* Provided data *
++++++
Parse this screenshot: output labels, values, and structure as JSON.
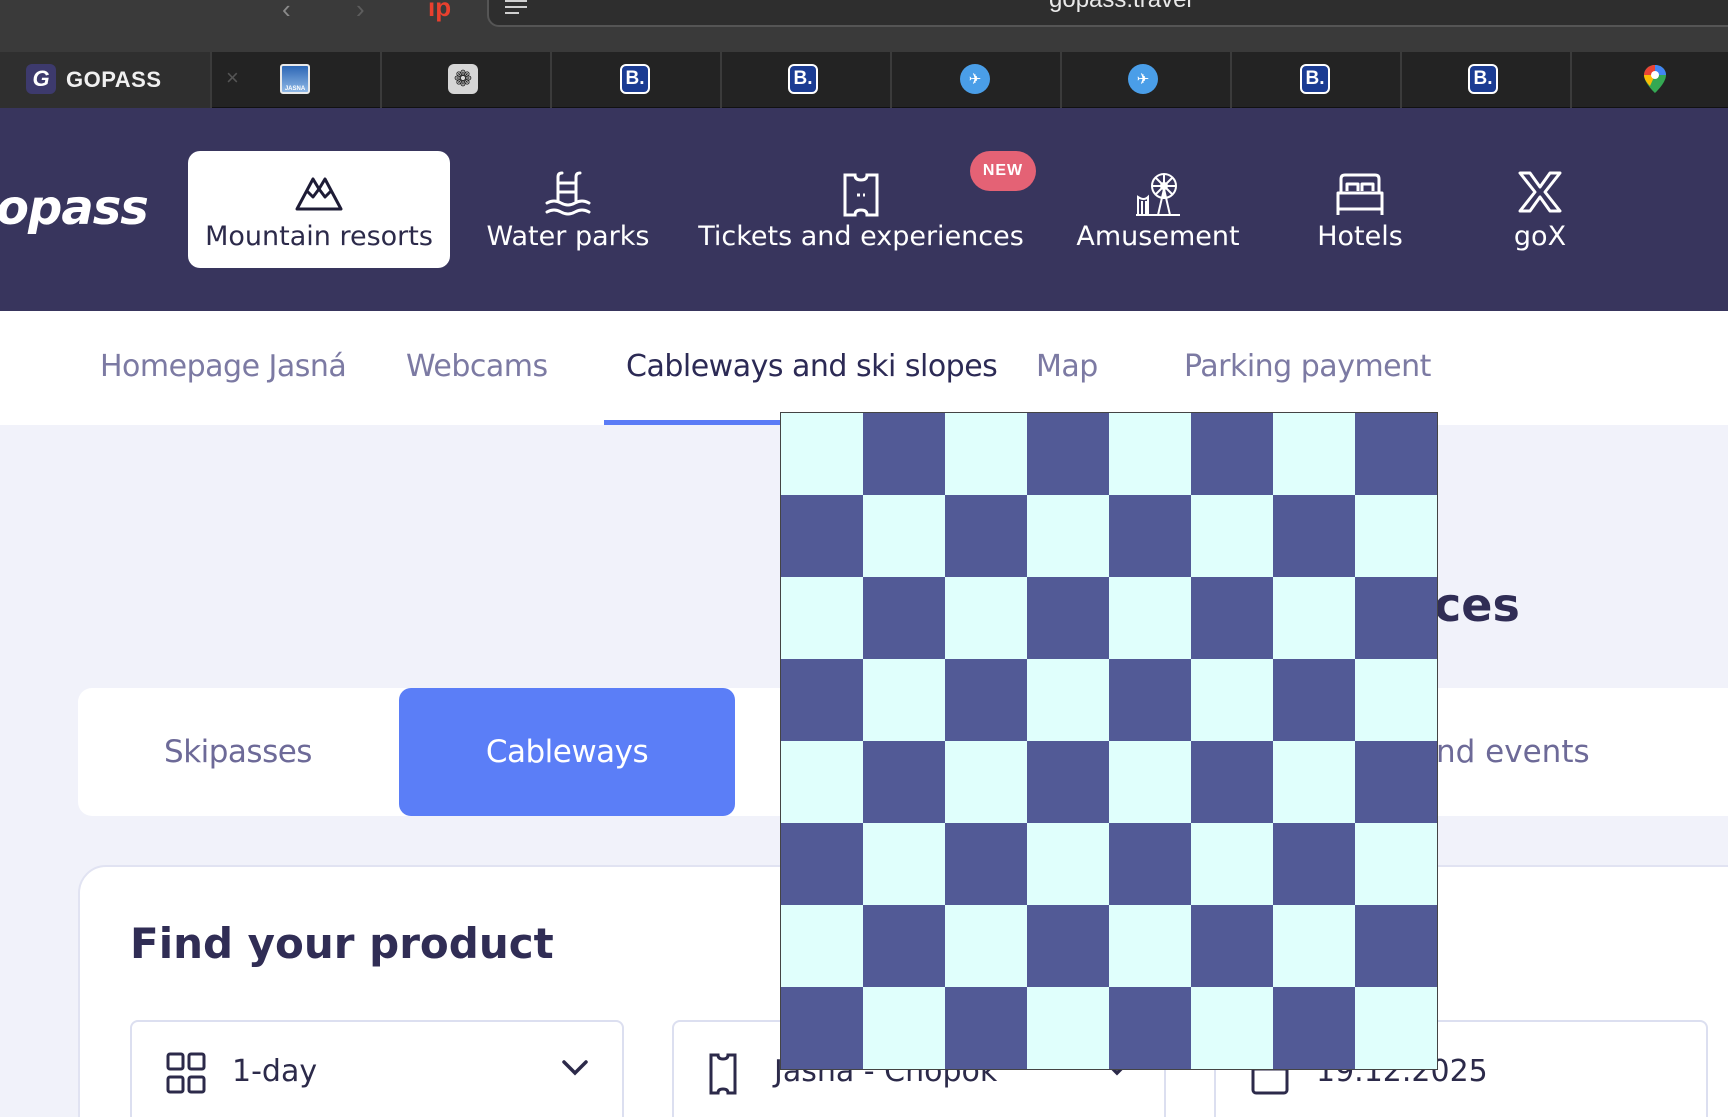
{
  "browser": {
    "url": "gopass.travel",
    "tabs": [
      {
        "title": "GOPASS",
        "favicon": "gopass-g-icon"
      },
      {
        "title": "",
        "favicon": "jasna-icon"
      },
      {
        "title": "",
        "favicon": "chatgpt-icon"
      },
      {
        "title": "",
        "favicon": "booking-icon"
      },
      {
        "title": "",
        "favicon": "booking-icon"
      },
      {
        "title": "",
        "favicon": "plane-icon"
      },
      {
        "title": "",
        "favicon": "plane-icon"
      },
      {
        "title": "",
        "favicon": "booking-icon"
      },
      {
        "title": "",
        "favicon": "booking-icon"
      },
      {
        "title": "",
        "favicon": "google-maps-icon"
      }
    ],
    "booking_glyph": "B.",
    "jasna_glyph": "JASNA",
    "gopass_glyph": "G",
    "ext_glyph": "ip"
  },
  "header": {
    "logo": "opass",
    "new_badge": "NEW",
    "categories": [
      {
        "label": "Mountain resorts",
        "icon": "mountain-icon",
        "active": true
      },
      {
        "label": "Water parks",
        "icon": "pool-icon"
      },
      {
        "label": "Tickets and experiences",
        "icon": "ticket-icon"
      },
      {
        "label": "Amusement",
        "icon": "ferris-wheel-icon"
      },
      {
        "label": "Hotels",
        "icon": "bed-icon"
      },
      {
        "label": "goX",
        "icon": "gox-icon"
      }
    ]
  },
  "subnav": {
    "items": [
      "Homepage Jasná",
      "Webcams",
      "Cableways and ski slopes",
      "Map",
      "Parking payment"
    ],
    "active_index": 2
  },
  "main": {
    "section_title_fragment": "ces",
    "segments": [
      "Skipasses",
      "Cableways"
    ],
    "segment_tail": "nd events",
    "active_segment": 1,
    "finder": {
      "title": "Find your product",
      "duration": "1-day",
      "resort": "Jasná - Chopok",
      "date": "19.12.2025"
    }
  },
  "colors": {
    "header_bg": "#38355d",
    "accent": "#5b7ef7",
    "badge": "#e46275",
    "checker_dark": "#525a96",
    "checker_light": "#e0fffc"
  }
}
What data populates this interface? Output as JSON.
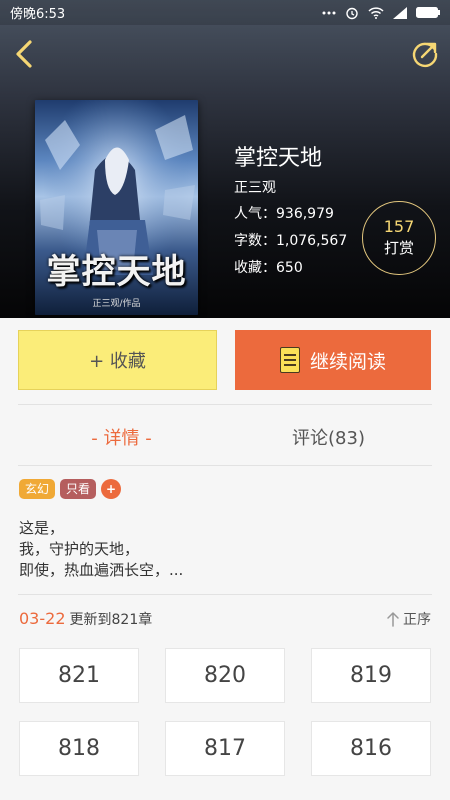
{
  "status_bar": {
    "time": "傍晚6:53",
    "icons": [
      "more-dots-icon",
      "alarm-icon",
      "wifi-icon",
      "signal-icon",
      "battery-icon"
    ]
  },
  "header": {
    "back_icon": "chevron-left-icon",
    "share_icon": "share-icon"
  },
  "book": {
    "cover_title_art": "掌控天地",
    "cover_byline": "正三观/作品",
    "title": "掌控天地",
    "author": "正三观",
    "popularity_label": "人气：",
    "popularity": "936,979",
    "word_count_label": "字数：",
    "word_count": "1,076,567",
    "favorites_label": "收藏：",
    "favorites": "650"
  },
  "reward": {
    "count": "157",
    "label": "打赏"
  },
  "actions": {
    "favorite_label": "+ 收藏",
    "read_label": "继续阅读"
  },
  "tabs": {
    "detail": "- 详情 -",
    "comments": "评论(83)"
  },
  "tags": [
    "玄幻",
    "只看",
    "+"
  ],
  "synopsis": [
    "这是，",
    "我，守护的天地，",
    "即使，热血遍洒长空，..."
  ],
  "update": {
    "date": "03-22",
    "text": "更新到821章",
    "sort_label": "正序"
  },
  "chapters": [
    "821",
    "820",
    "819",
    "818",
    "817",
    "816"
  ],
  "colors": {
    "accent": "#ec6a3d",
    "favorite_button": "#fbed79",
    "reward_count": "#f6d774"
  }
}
++++++
* Work to be completed *
Exact duplication of all the records is required; pictures are omitted from the copy.

* Solution to the problem *
Parse this screenshot: output labels, values, and structure as JSON.
{
  "browser": {
    "url": "gopass.travel",
    "tabs": [
      {
        "title": "GOPASS",
        "favicon": "gopass-g-icon"
      },
      {
        "title": "",
        "favicon": "jasna-icon"
      },
      {
        "title": "",
        "favicon": "chatgpt-icon"
      },
      {
        "title": "",
        "favicon": "booking-icon"
      },
      {
        "title": "",
        "favicon": "booking-icon"
      },
      {
        "title": "",
        "favicon": "plane-icon"
      },
      {
        "title": "",
        "favicon": "plane-icon"
      },
      {
        "title": "",
        "favicon": "booking-icon"
      },
      {
        "title": "",
        "favicon": "booking-icon"
      },
      {
        "title": "",
        "favicon": "google-maps-icon"
      }
    ],
    "booking_glyph": "B.",
    "jasna_glyph": "JASNA",
    "gopass_glyph": "G",
    "ext_glyph": "ip"
  },
  "header": {
    "logo": "opass",
    "new_badge": "NEW",
    "categories": [
      {
        "label": "Mountain resorts",
        "icon": "mountain-icon",
        "active": true
      },
      {
        "label": "Water parks",
        "icon": "pool-icon"
      },
      {
        "label": "Tickets and experiences",
        "icon": "ticket-icon"
      },
      {
        "label": "Amusement",
        "icon": "ferris-wheel-icon"
      },
      {
        "label": "Hotels",
        "icon": "bed-icon"
      },
      {
        "label": "goX",
        "icon": "gox-icon"
      }
    ]
  },
  "subnav": {
    "items": [
      "Homepage Jasná",
      "Webcams",
      "Cableways and ski slopes",
      "Map",
      "Parking payment"
    ],
    "active_index": 2
  },
  "main": {
    "section_title_fragment": "ces",
    "segments": [
      "Skipasses",
      "Cableways"
    ],
    "segment_tail": "nd events",
    "active_segment": 1,
    "finder": {
      "title": "Find your product",
      "duration": "1-day",
      "resort": "Jasná - Chopok",
      "date": "19.12.2025"
    }
  },
  "colors": {
    "header_bg": "#38355d",
    "accent": "#5b7ef7",
    "badge": "#e46275",
    "checker_dark": "#525a96",
    "checker_light": "#e0fffc"
  }
}
What data populates this interface? Output as JSON.
{
  "status_bar": {
    "time": "傍晚6:53",
    "icons": [
      "more-dots-icon",
      "alarm-icon",
      "wifi-icon",
      "signal-icon",
      "battery-icon"
    ]
  },
  "header": {
    "back_icon": "chevron-left-icon",
    "share_icon": "share-icon"
  },
  "book": {
    "cover_title_art": "掌控天地",
    "cover_byline": "正三观/作品",
    "title": "掌控天地",
    "author": "正三观",
    "popularity_label": "人气：",
    "popularity": "936,979",
    "word_count_label": "字数：",
    "word_count": "1,076,567",
    "favorites_label": "收藏：",
    "favorites": "650"
  },
  "reward": {
    "count": "157",
    "label": "打赏"
  },
  "actions": {
    "favorite_label": "+ 收藏",
    "read_label": "继续阅读"
  },
  "tabs": {
    "detail": "- 详情 -",
    "comments": "评论(83)"
  },
  "tags": [
    "玄幻",
    "只看",
    "+"
  ],
  "synopsis": [
    "这是，",
    "我，守护的天地，",
    "即使，热血遍洒长空，..."
  ],
  "update": {
    "date": "03-22",
    "text": "更新到821章",
    "sort_label": "正序"
  },
  "chapters": [
    "821",
    "820",
    "819",
    "818",
    "817",
    "816"
  ],
  "colors": {
    "accent": "#ec6a3d",
    "favorite_button": "#fbed79",
    "reward_count": "#f6d774"
  }
}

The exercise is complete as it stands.